> _Requirements_:
Copy all of the material word for word, except for the pictures.

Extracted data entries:
---------------

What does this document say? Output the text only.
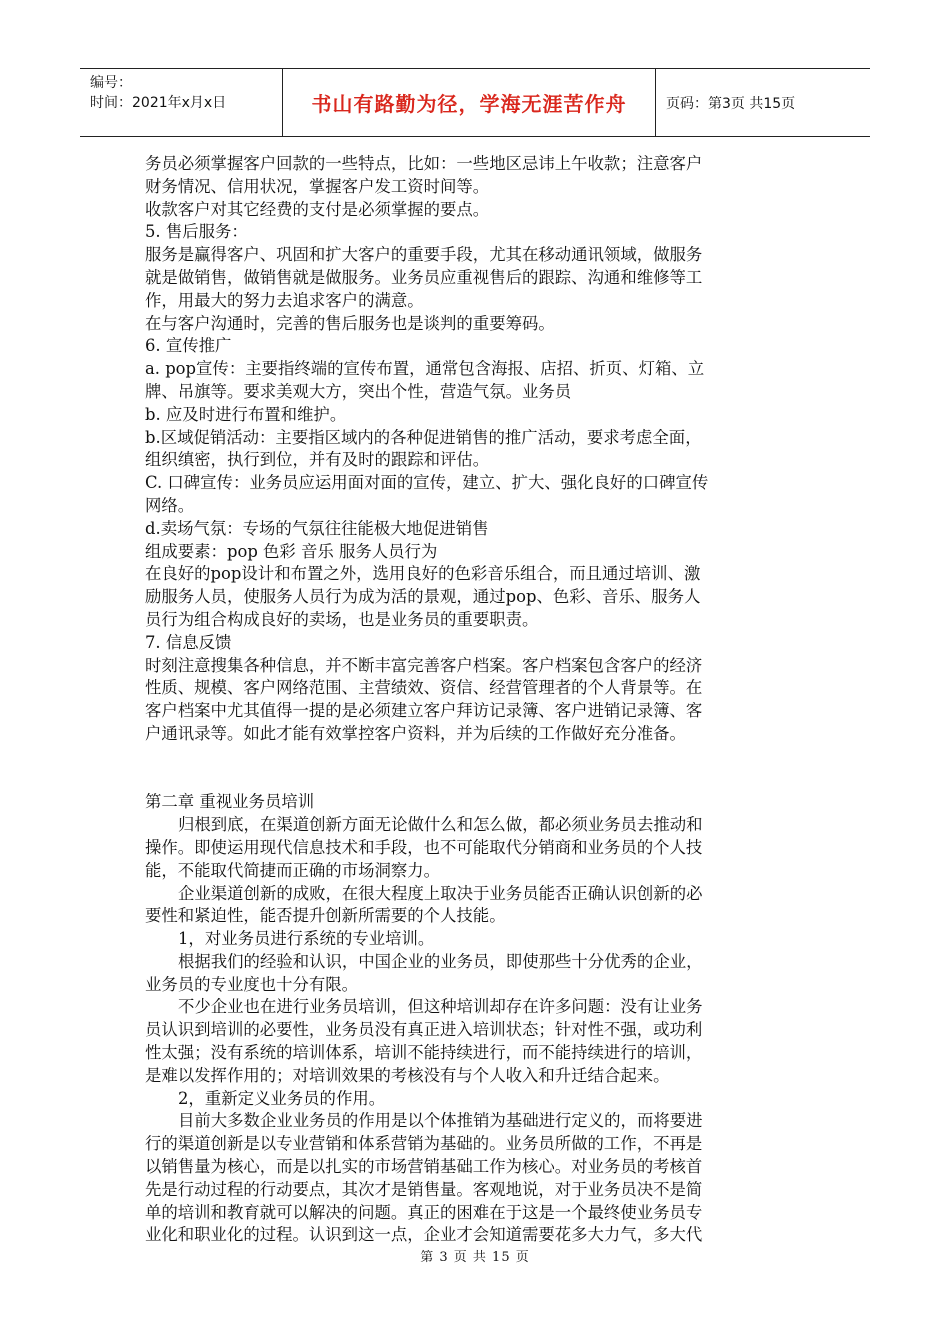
编号：
时间：2021年x月x日	书山有路勤为径，学海无涯苦作舟	页码：第3页 共15页

务员必须掌握客户回款的一些特点，比如：一些地区忌讳上午收款；注意客户

财务情况、信用状况，掌握客户发工资时间等。

收款客户对其它经费的支付是必须掌握的要点。

5. 售后服务：

服务是赢得客户、巩固和扩大客户的重要手段，尤其在移动通讯领域，做服务

就是做销售，做销售就是做服务。业务员应重视售后的跟踪、沟通和维修等工

作，用最大的努力去追求客户的满意。

在与客户沟通时，完善的售后服务也是谈判的重要筹码。

6. 宣传推广

a. pop宣传：主要指终端的宣传布置，通常包含海报、店招、折页、灯箱、立

牌、吊旗等。要求美观大方，突出个性，营造气氛。业务员

b. 应及时进行布置和维护。

b.区域促销活动：主要指区域内的各种促进销售的推广活动，要求考虑全面，

组织缜密，执行到位，并有及时的跟踪和评估。

C. 口碑宣传：业务员应运用面对面的宣传，建立、扩大、强化良好的口碑宣传

网络。

d.卖场气氛：专场的气氛往往能极大地促进销售

组成要素：pop 色彩 音乐 服务人员行为

在良好的pop设计和布置之外，选用良好的色彩音乐组合，而且通过培训、激

励服务人员，使服务人员行为成为活的景观，通过pop、色彩、音乐、服务人

员行为组合构成良好的卖场，也是业务员的重要职责。

7. 信息反馈

时刻注意搜集各种信息，并不断丰富完善客户档案。客户档案包含客户的经济

性质、规模、客户网络范围、主营绩效、资信、经营管理者的个人背景等。在

客户档案中尤其值得一提的是必须建立客户拜访记录簿、客户进销记录簿、客

户通讯录等。如此才能有效掌控客户资料，并为后续的工作做好充分准备。

第二章 重视业务员培训

归根到底，在渠道创新方面无论做什么和怎么做，都必须业务员去推动和

操作。即使运用现代信息技术和手段，也不可能取代分销商和业务员的个人技

能，不能取代简捷而正确的市场洞察力。

企业渠道创新的成败，在很大程度上取决于业务员能否正确认识创新的必

要性和紧迫性，能否提升创新所需要的个人技能。

1，对业务员进行系统的专业培训。

根据我们的经验和认识，中国企业的业务员，即使那些十分优秀的企业，

业务员的专业度也十分有限。

不少企业也在进行业务员培训，但这种培训却存在许多问题：没有让业务

员认识到培训的必要性，业务员没有真正进入培训状态；针对性不强，或功利

性太强；没有系统的培训体系，培训不能持续进行，而不能持续进行的培训，

是难以发挥作用的；对培训效果的考核没有与个人收入和升迁结合起来。

2，重新定义业务员的作用。

目前大多数企业业务员的作用是以个体推销为基础进行定义的，而将要进

行的渠道创新是以专业营销和体系营销为基础的。业务员所做的工作，不再是

以销售量为核心，而是以扎实的市场营销基础工作为核心。对业务员的考核首

先是行动过程的行动要点，其次才是销售量。客观地说，对于业务员决不是简

单的培训和教育就可以解决的问题。真正的困难在于这是一个最终使业务员专

业化和职业化的过程。认识到这一点，企业才会知道需要花多大力气，多大代

第 3 页 共 15 页
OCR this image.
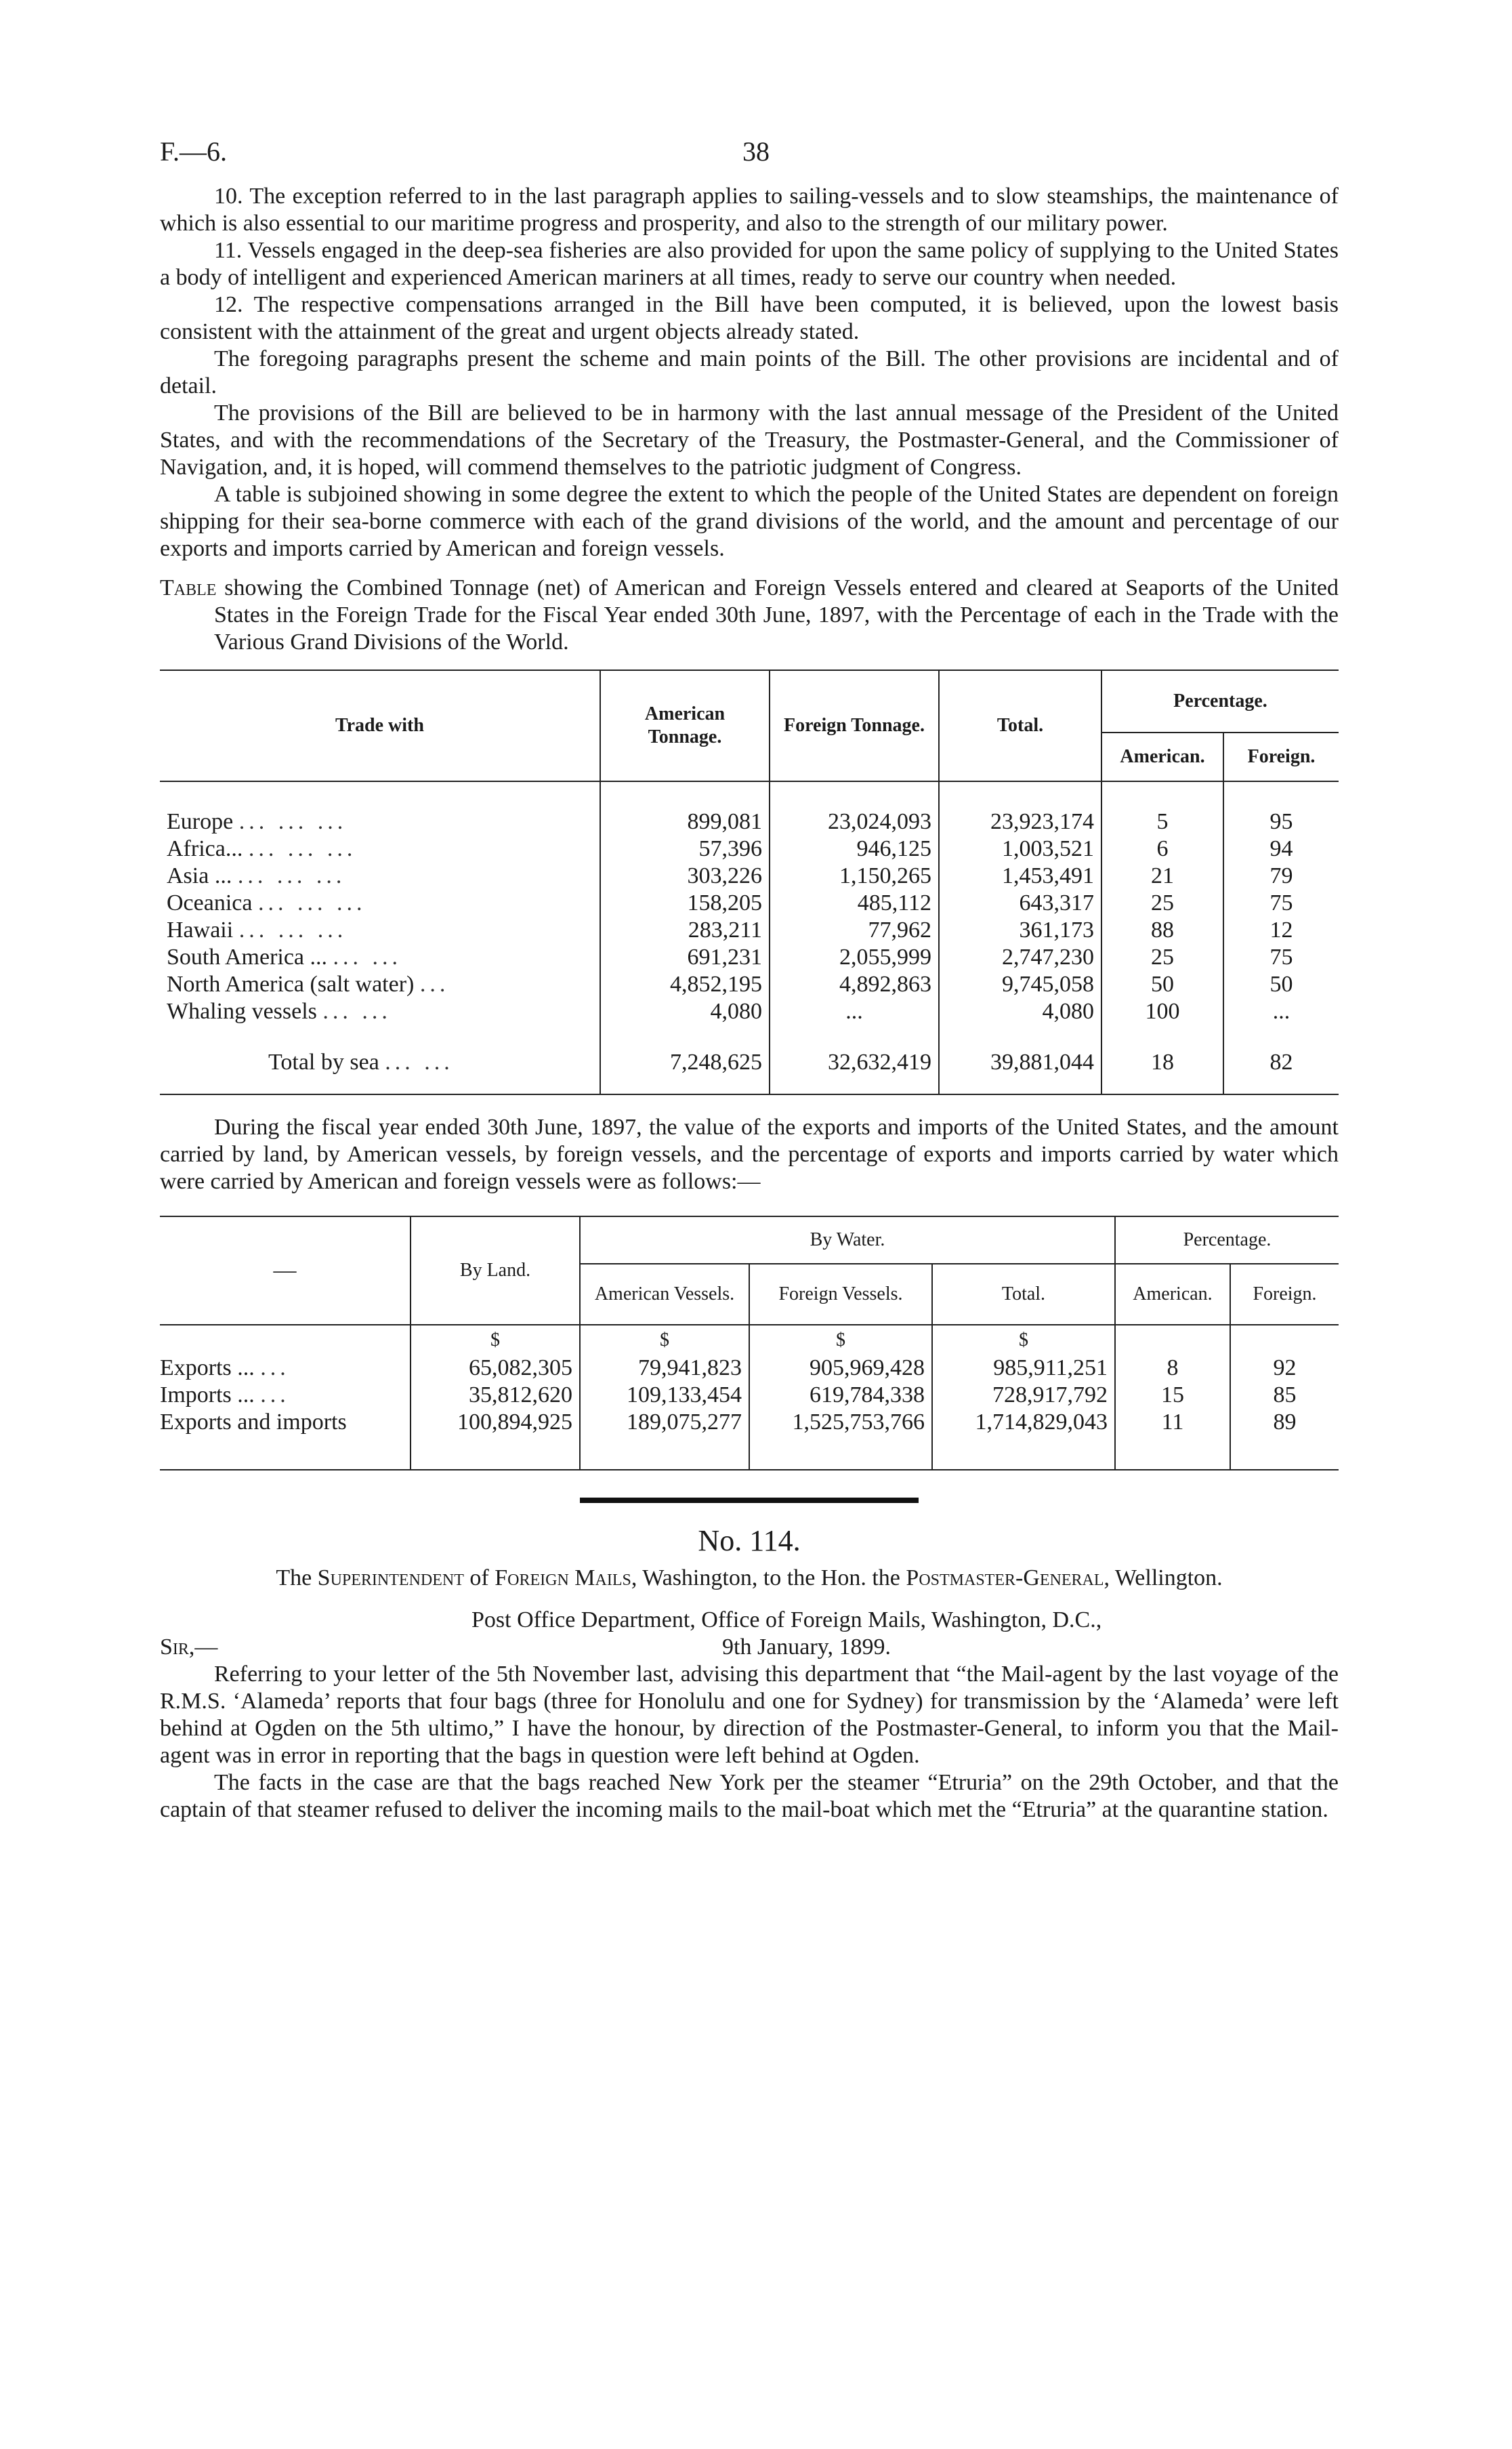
F.—6.	38

10. The exception referred to in the last paragraph applies to sailing-vessels and to slow steamships, the maintenance of which is also essential to our maritime progress and prosperity, and also to the strength of our military power.

11. Vessels engaged in the deep-sea fisheries are also provided for upon the same policy of supplying to the United States a body of intelligent and experienced American mariners at all times, ready to serve our country when needed.

12. The respective compensations arranged in the Bill have been computed, it is believed, upon the lowest basis consistent with the attainment of the great and urgent objects already stated.

The foregoing paragraphs present the scheme and main points of the Bill. The other provisions are incidental and of detail.

The provisions of the Bill are believed to be in harmony with the last annual message of the President of the United States, and with the recommendations of the Secretary of the Treasury, the Postmaster-General, and the Commissioner of Navigation, and, it is hoped, will commend themselves to the patriotic judgment of Congress.

A table is subjoined showing in some degree the extent to which the people of the United States are dependent on foreign shipping for their sea-borne commerce with each of the grand divisions of the world, and the amount and percentage of our exports and imports carried by American and foreign vessels.

Table showing the Combined Tonnage (net) of American and Foreign Vessels entered and cleared at Seaports of the United States in the Foreign Trade for the Fiscal Year ended 30th June, 1897, with the Percentage of each in the Trade with the Various Grand Divisions of the World.

Trade with	American Tonnage.	Foreign Tonnage.	Total.	Percentage.	
				American.	Foreign.

Europe ... ... ...	899,081	23,024,093	23,923,174	5	95
Africa... ... ... ...	57,396	946,125	1,003,521	6	94
Asia ... ... ... ...	303,226	1,150,265	1,453,491	21	79
Oceanica ... ... ...	158,205	485,112	643,317	25	75
Hawaii ... ... ...	283,211	77,962	361,173	88	12
South America ... ... ...	691,231	2,055,999	2,747,230	25	75
North America (salt water) ...	4,852,195	4,892,863	9,745,058	50	50
Whaling vessels ... ...	4,080	...	4,080	100	...

Total by sea ... ...	7,248,625	32,632,419	39,881,044	18	82

During the fiscal year ended 30th June, 1897, the value of the exports and imports of the United States, and the amount carried by land, by American vessels, by foreign vessels, and the percentage of exports and imports carried by water which were carried by American and foreign vessels were as follows:—

—	By Land.	By Water.			Percentage.	
		American Vessels.	Foreign Vessels.	Total.	American.	Foreign.
	$	$	$	$		
Exports ... ...	65,082,305	79,941,823	905,969,428	985,911,251	8	92
Imports ... ...	35,812,620	109,133,454	619,784,338	728,917,792	15	85
Exports and imports	100,894,925	189,075,277	1,525,753,766	1,714,829,043	11	89

No. 114.
The Superintendent of Foreign Mails, Washington, to the Hon. the Postmaster-General, Wellington.
Post Office Department, Office of Foreign Mails, Washington, D.C.,
Sir,—	9th January, 1899.

Referring to your letter of the 5th November last, advising this department that “the Mail-agent by the last voyage of the R.M.S. ‘Alameda’ reports that four bags (three for Honolulu and one for Sydney) for transmission by the ‘Alameda’ were left behind at Ogden on the 5th ultimo,” I have the honour, by direction of the Postmaster-General, to inform you that the Mail-agent was in error in reporting that the bags in question were left behind at Ogden.

The facts in the case are that the bags reached New York per the steamer “Etruria” on the 29th October, and that the captain of that steamer refused to deliver the incoming mails to the mail-boat which met the “Etruria” at the quarantine station.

---------------

> _Answer to the problem_:
What does this document say? Output the text only.
编号：
时间：2021年x月x日	书山有路勤为径，学海无涯苦作舟	页码：第3页 共15页

务员必须掌握客户回款的一些特点，比如：一些地区忌讳上午收款；注意客户

财务情况、信用状况，掌握客户发工资时间等。

收款客户对其它经费的支付是必须掌握的要点。

5. 售后服务：

服务是赢得客户、巩固和扩大客户的重要手段，尤其在移动通讯领域，做服务

就是做销售，做销售就是做服务。业务员应重视售后的跟踪、沟通和维修等工

作，用最大的努力去追求客户的满意。

在与客户沟通时，完善的售后服务也是谈判的重要筹码。

6. 宣传推广

a. pop宣传：主要指终端的宣传布置，通常包含海报、店招、折页、灯箱、立

牌、吊旗等。要求美观大方，突出个性，营造气氛。业务员

b. 应及时进行布置和维护。

b.区域促销活动：主要指区域内的各种促进销售的推广活动，要求考虑全面，

组织缜密，执行到位，并有及时的跟踪和评估。

C. 口碑宣传：业务员应运用面对面的宣传，建立、扩大、强化良好的口碑宣传

网络。

d.卖场气氛：专场的气氛往往能极大地促进销售

组成要素：pop 色彩 音乐 服务人员行为

在良好的pop设计和布置之外，选用良好的色彩音乐组合，而且通过培训、激

励服务人员，使服务人员行为成为活的景观，通过pop、色彩、音乐、服务人

员行为组合构成良好的卖场，也是业务员的重要职责。

7. 信息反馈

时刻注意搜集各种信息，并不断丰富完善客户档案。客户档案包含客户的经济

性质、规模、客户网络范围、主营绩效、资信、经营管理者的个人背景等。在

客户档案中尤其值得一提的是必须建立客户拜访记录簿、客户进销记录簿、客

户通讯录等。如此才能有效掌控客户资料，并为后续的工作做好充分准备。

第二章 重视业务员培训

归根到底，在渠道创新方面无论做什么和怎么做，都必须业务员去推动和

操作。即使运用现代信息技术和手段，也不可能取代分销商和业务员的个人技

能，不能取代简捷而正确的市场洞察力。

企业渠道创新的成败，在很大程度上取决于业务员能否正确认识创新的必

要性和紧迫性，能否提升创新所需要的个人技能。

1，对业务员进行系统的专业培训。

根据我们的经验和认识，中国企业的业务员，即使那些十分优秀的企业，

业务员的专业度也十分有限。

不少企业也在进行业务员培训，但这种培训却存在许多问题：没有让业务

员认识到培训的必要性，业务员没有真正进入培训状态；针对性不强，或功利

性太强；没有系统的培训体系，培训不能持续进行，而不能持续进行的培训，

是难以发挥作用的；对培训效果的考核没有与个人收入和升迁结合起来。

2，重新定义业务员的作用。

目前大多数企业业务员的作用是以个体推销为基础进行定义的，而将要进

行的渠道创新是以专业营销和体系营销为基础的。业务员所做的工作，不再是

以销售量为核心，而是以扎实的市场营销基础工作为核心。对业务员的考核首

先是行动过程的行动要点，其次才是销售量。客观地说，对于业务员决不是简

单的培训和教育就可以解决的问题。真正的困难在于这是一个最终使业务员专

业化和职业化的过程。认识到这一点，企业才会知道需要花多大力气，多大代

第 3 页 共 15 页
OCR this image.
F.—6.	38

10. The exception referred to in the last paragraph applies to sailing-vessels and to slow steamships, the maintenance of which is also essential to our maritime progress and prosperity, and also to the strength of our military power.

11. Vessels engaged in the deep-sea fisheries are also provided for upon the same policy of supplying to the United States a body of intelligent and experienced American mariners at all times, ready to serve our country when needed.

12. The respective compensations arranged in the Bill have been computed, it is believed, upon the lowest basis consistent with the attainment of the great and urgent objects already stated.

The foregoing paragraphs present the scheme and main points of the Bill. The other provisions are incidental and of detail.

The provisions of the Bill are believed to be in harmony with the last annual message of the President of the United States, and with the recommendations of the Secretary of the Treasury, the Postmaster-General, and the Commissioner of Navigation, and, it is hoped, will commend themselves to the patriotic judgment of Congress.

A table is subjoined showing in some degree the extent to which the people of the United States are dependent on foreign shipping for their sea-borne commerce with each of the grand divisions of the world, and the amount and percentage of our exports and imports carried by American and foreign vessels.

Table showing the Combined Tonnage (net) of American and Foreign Vessels entered and cleared at Seaports of the United States in the Foreign Trade for the Fiscal Year ended 30th June, 1897, with the Percentage of each in the Trade with the Various Grand Divisions of the World.

Trade with	American Tonnage.	Foreign Tonnage.	Total.	Percentage.	
				American.	Foreign.

Europe ... ... ...	899,081	23,024,093	23,923,174	5	95
Africa... ... ... ...	57,396	946,125	1,003,521	6	94
Asia ... ... ... ...	303,226	1,150,265	1,453,491	21	79
Oceanica ... ... ...	158,205	485,112	643,317	25	75
Hawaii ... ... ...	283,211	77,962	361,173	88	12
South America ... ... ...	691,231	2,055,999	2,747,230	25	75
North America (salt water) ...	4,852,195	4,892,863	9,745,058	50	50
Whaling vessels ... ...	4,080	...	4,080	100	...

Total by sea ... ...	7,248,625	32,632,419	39,881,044	18	82

During the fiscal year ended 30th June, 1897, the value of the exports and imports of the United States, and the amount carried by land, by American vessels, by foreign vessels, and the percentage of exports and imports carried by water which were carried by American and foreign vessels were as follows:—

—	By Land.	By Water.			Percentage.	
		American Vessels.	Foreign Vessels.	Total.	American.	Foreign.
	$	$	$	$		
Exports ... ...	65,082,305	79,941,823	905,969,428	985,911,251	8	92
Imports ... ...	35,812,620	109,133,454	619,784,338	728,917,792	15	85
Exports and imports	100,894,925	189,075,277	1,525,753,766	1,714,829,043	11	89

No. 114.
The Superintendent of Foreign Mails, Washington, to the Hon. the Postmaster-General, Wellington.
Post Office Department, Office of Foreign Mails, Washington, D.C.,
Sir,—	9th January, 1899.

Referring to your letter of the 5th November last, advising this department that “the Mail-agent by the last voyage of the R.M.S. ‘Alameda’ reports that four bags (three for Honolulu and one for Sydney) for transmission by the ‘Alameda’ were left behind at Ogden on the 5th ultimo,” I have the honour, by direction of the Postmaster-General, to inform you that the Mail-agent was in error in reporting that the bags in question were left behind at Ogden.

The facts in the case are that the bags reached New York per the steamer “Etruria” on the 29th October, and that the captain of that steamer refused to deliver the incoming mails to the mail-boat which met the “Etruria” at the quarantine station.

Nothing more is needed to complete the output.